• WHAT YOU ARE ASKED TO DO: Identify the lines that contain the string "musical" and copy all of them.
# SUPPLIED RECORDS start
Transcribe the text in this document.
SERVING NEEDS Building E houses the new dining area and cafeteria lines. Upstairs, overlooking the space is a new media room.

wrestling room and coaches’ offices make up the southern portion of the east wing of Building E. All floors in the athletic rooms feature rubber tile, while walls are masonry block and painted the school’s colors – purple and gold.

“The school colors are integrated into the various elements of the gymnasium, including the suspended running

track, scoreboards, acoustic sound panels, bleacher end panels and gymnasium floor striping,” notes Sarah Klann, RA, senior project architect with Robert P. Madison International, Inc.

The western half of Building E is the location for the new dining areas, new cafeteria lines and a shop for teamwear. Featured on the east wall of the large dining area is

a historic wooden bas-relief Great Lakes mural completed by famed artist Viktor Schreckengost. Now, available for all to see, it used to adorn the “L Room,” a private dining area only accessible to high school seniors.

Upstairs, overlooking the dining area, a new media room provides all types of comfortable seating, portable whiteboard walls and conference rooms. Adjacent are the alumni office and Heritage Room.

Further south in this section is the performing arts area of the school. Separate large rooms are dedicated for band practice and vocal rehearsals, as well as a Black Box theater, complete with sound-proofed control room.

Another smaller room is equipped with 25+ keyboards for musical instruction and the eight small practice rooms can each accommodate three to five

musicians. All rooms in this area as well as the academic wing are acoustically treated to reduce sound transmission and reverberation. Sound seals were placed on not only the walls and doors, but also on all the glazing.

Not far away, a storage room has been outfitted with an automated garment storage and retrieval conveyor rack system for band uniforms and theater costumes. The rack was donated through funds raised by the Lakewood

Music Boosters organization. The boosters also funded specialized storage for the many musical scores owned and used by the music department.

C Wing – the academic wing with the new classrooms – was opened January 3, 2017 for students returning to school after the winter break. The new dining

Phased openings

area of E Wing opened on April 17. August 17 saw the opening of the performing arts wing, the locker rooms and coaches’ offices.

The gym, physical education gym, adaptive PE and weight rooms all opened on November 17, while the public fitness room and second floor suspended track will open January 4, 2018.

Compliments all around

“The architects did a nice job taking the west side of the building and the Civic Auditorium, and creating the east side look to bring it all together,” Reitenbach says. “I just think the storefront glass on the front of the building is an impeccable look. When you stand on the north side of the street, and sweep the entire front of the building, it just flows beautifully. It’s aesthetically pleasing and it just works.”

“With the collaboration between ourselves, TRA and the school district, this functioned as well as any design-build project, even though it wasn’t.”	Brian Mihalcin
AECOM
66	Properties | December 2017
# SUPPLIED RECORDS end
• REPLY:
Another smaller room is equipped with 25+ keyboards for musical instruction and the eight small practice rooms can each accommodate three to five
Music Boosters organization. The boosters also funded specialized storage for the many musical scores owned and used by the music department.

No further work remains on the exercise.